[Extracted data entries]
------------
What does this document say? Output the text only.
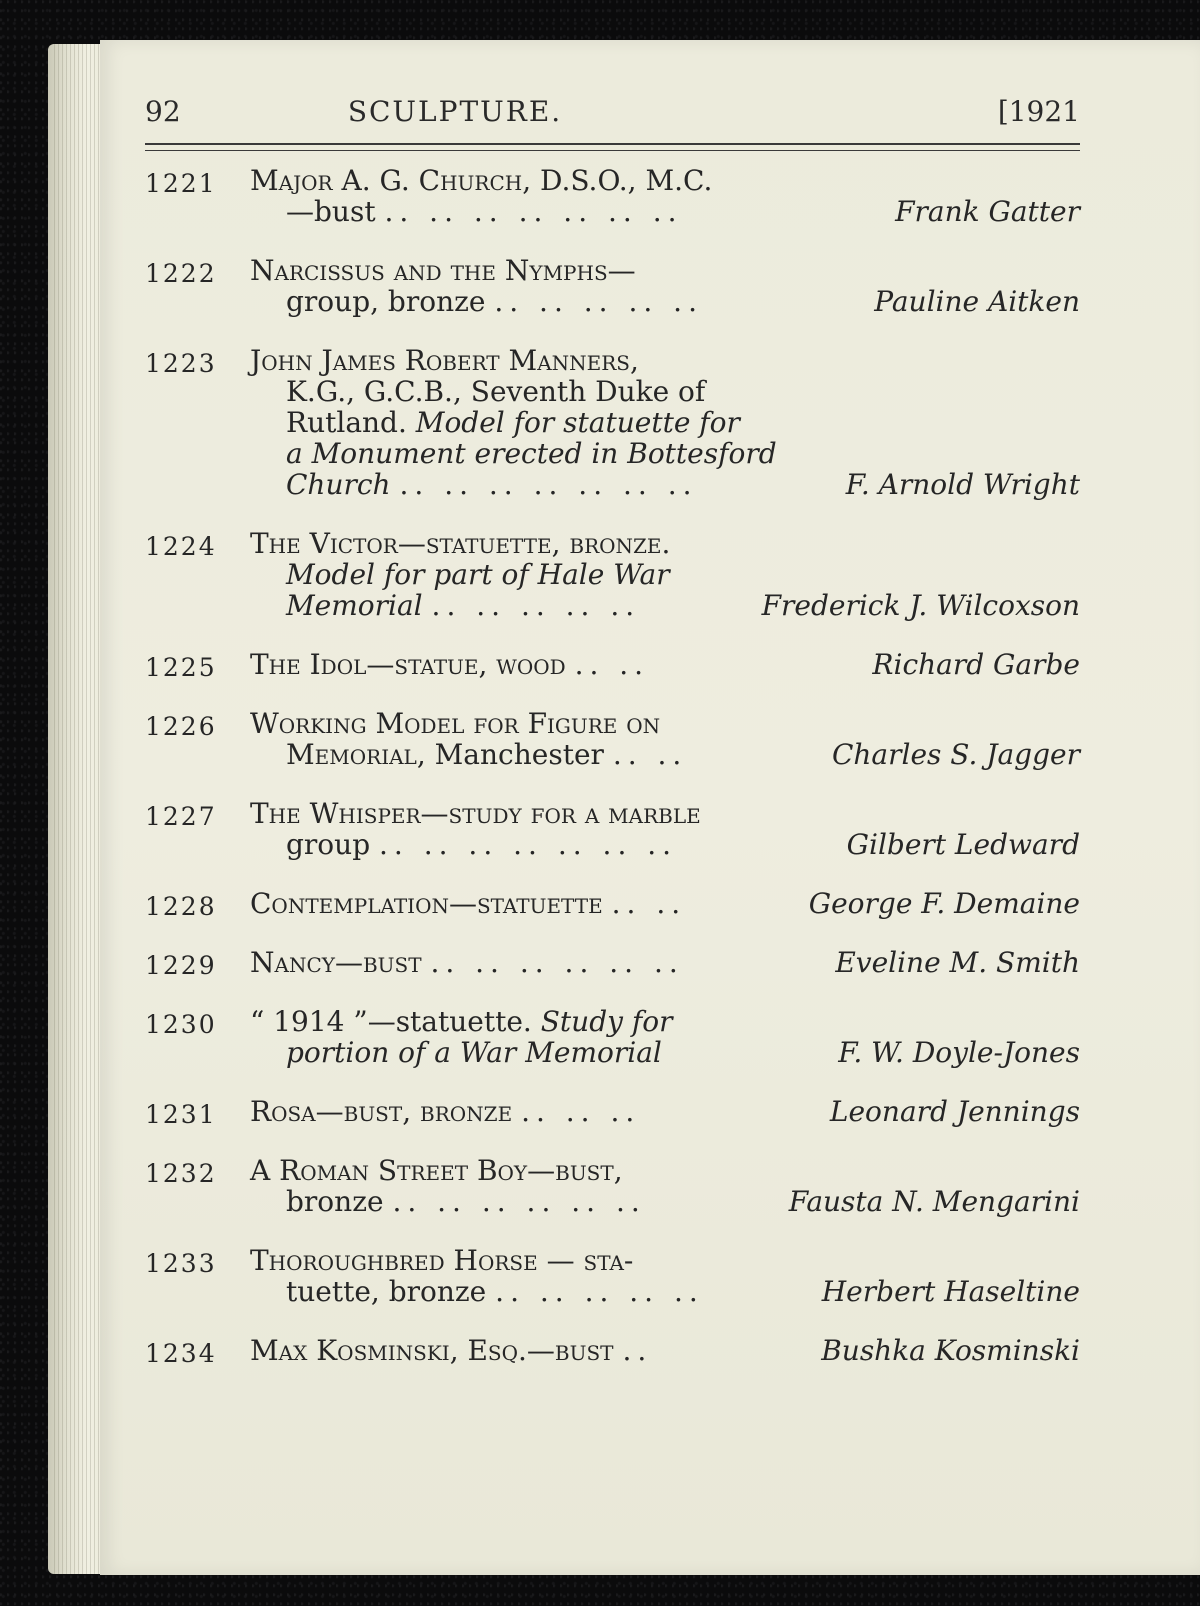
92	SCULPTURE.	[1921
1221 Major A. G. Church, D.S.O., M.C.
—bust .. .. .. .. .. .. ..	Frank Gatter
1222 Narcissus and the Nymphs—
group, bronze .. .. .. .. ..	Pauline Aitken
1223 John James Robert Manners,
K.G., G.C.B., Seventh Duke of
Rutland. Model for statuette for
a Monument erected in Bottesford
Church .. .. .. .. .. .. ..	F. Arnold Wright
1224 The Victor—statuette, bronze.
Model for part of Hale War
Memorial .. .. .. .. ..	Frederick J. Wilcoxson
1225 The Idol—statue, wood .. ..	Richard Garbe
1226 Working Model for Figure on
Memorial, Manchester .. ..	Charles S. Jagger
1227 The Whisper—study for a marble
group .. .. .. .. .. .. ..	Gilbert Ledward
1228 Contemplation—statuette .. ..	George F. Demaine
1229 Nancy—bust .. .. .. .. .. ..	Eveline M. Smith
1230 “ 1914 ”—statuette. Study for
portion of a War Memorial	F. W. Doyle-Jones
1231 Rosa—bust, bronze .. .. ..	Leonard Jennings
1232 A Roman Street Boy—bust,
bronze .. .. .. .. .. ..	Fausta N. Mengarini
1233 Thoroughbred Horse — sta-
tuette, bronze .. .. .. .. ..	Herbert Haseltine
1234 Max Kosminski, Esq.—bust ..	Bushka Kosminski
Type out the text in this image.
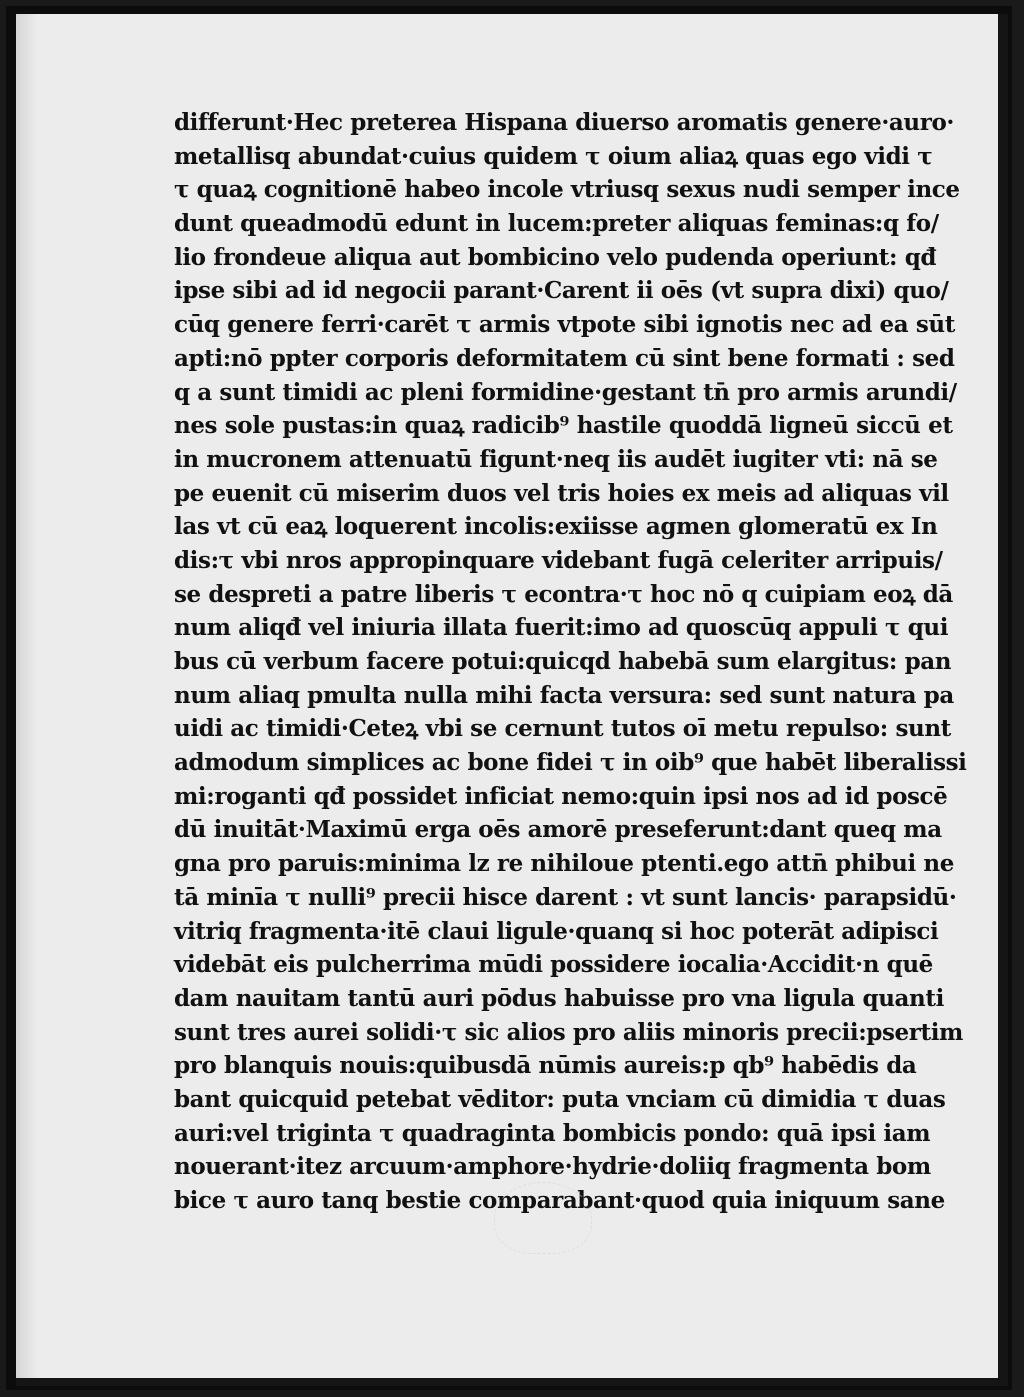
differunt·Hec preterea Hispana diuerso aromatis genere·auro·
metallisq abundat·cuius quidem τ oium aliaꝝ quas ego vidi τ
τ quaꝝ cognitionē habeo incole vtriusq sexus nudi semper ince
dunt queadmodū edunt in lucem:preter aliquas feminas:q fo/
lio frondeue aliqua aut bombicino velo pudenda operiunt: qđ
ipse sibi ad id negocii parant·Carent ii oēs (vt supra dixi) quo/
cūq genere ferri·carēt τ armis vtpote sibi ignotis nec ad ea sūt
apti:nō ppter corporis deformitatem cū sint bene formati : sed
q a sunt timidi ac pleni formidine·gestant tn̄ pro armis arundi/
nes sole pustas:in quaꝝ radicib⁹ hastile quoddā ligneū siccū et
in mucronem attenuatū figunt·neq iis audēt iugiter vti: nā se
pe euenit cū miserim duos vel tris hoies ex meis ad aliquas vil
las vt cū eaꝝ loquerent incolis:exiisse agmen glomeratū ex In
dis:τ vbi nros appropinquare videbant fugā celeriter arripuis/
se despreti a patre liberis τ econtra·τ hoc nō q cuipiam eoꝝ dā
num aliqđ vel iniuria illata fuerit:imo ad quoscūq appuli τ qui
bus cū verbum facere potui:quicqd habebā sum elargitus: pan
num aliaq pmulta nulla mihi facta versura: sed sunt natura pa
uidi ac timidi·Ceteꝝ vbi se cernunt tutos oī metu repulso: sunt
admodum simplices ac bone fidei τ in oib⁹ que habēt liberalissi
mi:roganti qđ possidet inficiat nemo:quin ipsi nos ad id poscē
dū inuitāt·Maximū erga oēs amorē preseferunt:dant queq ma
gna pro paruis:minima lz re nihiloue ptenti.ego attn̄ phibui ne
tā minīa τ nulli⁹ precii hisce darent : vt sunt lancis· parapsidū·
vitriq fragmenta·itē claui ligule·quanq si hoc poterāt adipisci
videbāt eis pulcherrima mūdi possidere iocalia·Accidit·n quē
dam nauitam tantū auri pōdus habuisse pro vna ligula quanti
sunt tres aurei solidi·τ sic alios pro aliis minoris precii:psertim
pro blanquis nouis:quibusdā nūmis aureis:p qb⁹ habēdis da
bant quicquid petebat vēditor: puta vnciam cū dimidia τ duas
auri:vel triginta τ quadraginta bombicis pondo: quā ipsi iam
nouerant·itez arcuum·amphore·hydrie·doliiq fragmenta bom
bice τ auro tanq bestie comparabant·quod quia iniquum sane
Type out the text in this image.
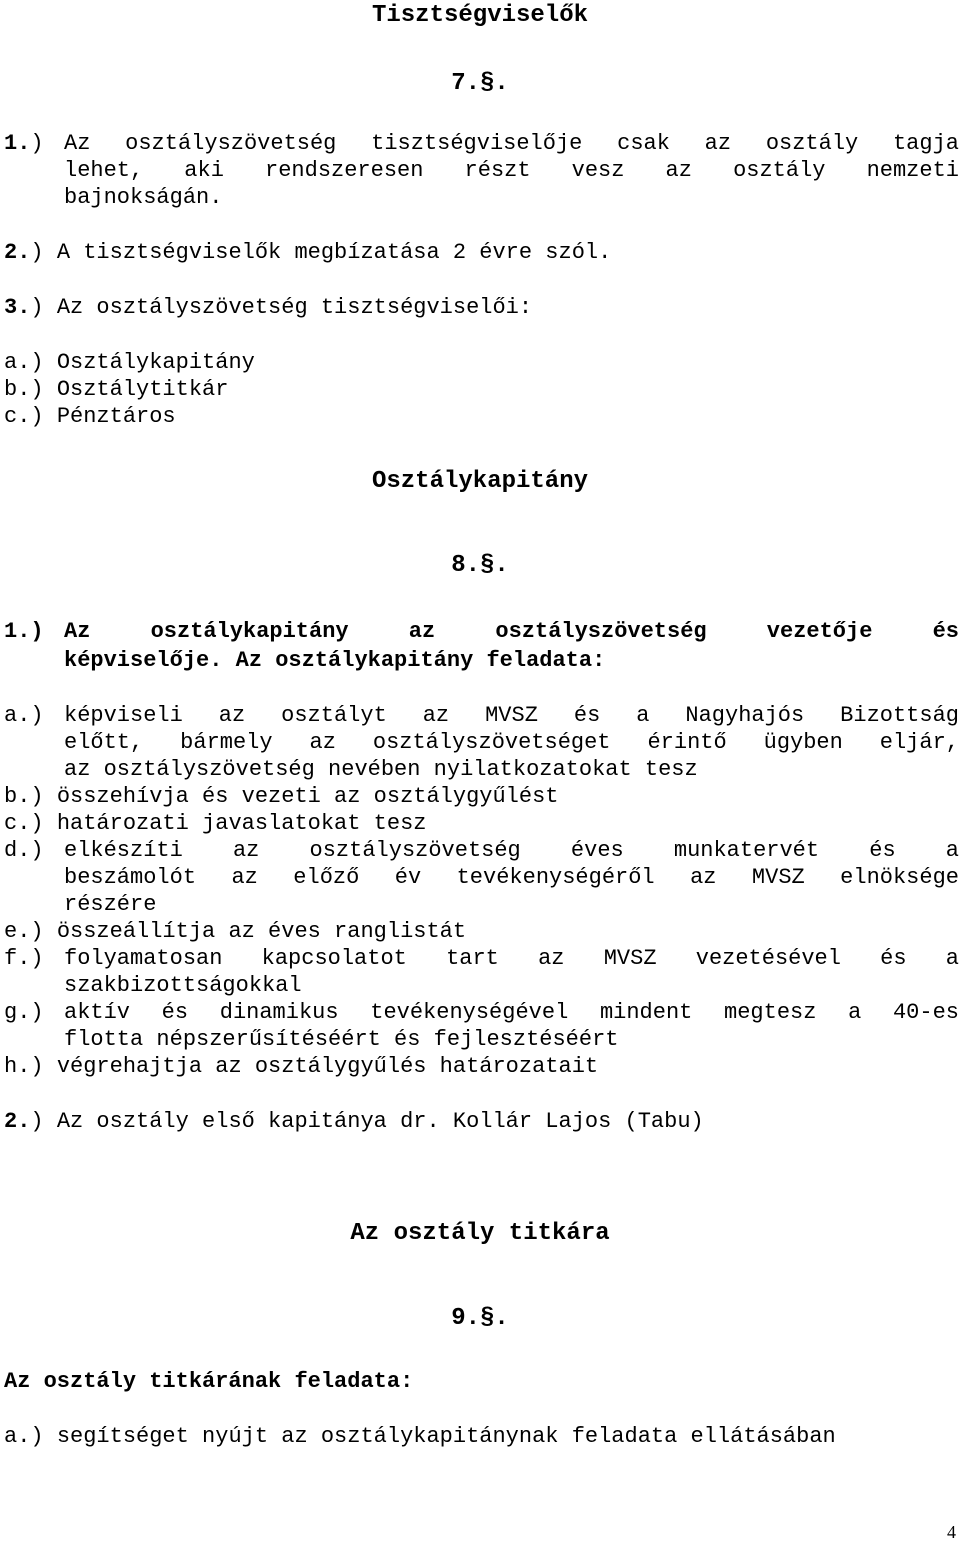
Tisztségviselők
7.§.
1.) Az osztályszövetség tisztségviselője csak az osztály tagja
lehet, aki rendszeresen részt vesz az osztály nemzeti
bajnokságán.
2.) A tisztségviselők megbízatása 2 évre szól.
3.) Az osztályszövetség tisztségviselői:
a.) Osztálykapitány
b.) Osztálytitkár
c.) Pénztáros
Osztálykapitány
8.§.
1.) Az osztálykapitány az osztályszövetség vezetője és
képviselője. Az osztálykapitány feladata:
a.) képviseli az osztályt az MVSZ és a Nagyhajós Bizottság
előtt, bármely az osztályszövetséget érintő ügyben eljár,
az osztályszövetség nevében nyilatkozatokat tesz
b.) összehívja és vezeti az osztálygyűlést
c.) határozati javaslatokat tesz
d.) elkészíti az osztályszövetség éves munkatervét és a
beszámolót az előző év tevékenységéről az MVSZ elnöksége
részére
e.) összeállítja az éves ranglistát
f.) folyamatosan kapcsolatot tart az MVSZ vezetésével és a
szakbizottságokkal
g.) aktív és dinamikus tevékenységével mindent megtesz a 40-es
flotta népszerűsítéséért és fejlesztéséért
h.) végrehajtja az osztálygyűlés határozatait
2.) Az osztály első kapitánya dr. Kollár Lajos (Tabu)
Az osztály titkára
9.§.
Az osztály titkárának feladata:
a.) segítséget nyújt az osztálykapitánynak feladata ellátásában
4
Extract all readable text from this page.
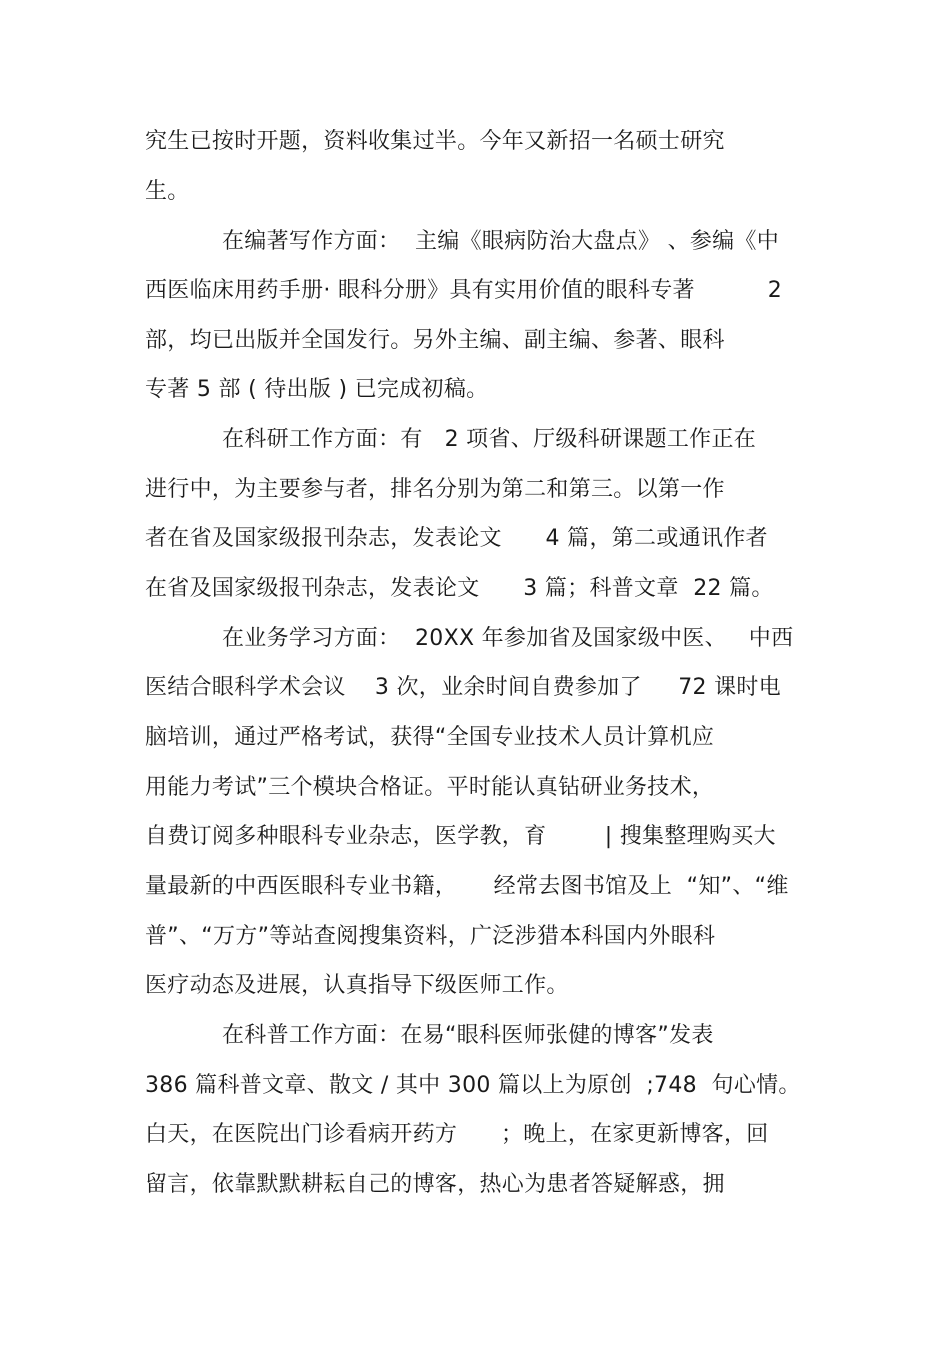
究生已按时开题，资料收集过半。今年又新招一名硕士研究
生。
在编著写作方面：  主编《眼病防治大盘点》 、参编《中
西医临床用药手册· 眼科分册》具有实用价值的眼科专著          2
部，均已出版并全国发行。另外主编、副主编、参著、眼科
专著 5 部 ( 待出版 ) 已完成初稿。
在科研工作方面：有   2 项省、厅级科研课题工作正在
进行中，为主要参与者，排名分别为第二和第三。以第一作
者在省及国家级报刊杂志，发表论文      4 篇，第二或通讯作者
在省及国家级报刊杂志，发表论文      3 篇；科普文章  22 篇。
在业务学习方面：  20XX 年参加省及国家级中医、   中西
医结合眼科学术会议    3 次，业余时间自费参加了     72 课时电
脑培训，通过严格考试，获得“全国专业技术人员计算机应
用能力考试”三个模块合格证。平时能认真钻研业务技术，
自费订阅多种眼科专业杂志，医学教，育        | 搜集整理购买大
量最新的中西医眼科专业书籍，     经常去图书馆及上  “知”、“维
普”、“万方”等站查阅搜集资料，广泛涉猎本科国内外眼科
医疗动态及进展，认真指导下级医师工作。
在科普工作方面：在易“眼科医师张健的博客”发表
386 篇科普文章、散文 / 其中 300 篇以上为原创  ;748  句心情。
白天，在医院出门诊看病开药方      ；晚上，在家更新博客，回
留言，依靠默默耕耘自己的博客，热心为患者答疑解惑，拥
------------
_THE REQUEST_.
Leave out each picture and extract the lines from the one containing "Extract all readable text from this page." through the end of the records above, inclusive, exactly as they stand.

_ANSWER BELOW_.
Extract all readable text from this page.
究生已按时开题，资料收集过半。今年又新招一名硕士研究
生。
在编著写作方面：  主编《眼病防治大盘点》 、参编《中
西医临床用药手册· 眼科分册》具有实用价值的眼科专著          2
部，均已出版并全国发行。另外主编、副主编、参著、眼科
专著 5 部 ( 待出版 ) 已完成初稿。
在科研工作方面：有   2 项省、厅级科研课题工作正在
进行中，为主要参与者，排名分别为第二和第三。以第一作
者在省及国家级报刊杂志，发表论文      4 篇，第二或通讯作者
在省及国家级报刊杂志，发表论文      3 篇；科普文章  22 篇。
在业务学习方面：  20XX 年参加省及国家级中医、   中西
医结合眼科学术会议    3 次，业余时间自费参加了     72 课时电
脑培训，通过严格考试，获得“全国专业技术人员计算机应
用能力考试”三个模块合格证。平时能认真钻研业务技术，
自费订阅多种眼科专业杂志，医学教，育        | 搜集整理购买大
量最新的中西医眼科专业书籍，     经常去图书馆及上  “知”、“维
普”、“万方”等站查阅搜集资料，广泛涉猎本科国内外眼科
医疗动态及进展，认真指导下级医师工作。
在科普工作方面：在易“眼科医师张健的博客”发表
386 篇科普文章、散文 / 其中 300 篇以上为原创  ;748  句心情。
白天，在医院出门诊看病开药方      ；晚上，在家更新博客，回
留言，依靠默默耕耘自己的博客，热心为患者答疑解惑，拥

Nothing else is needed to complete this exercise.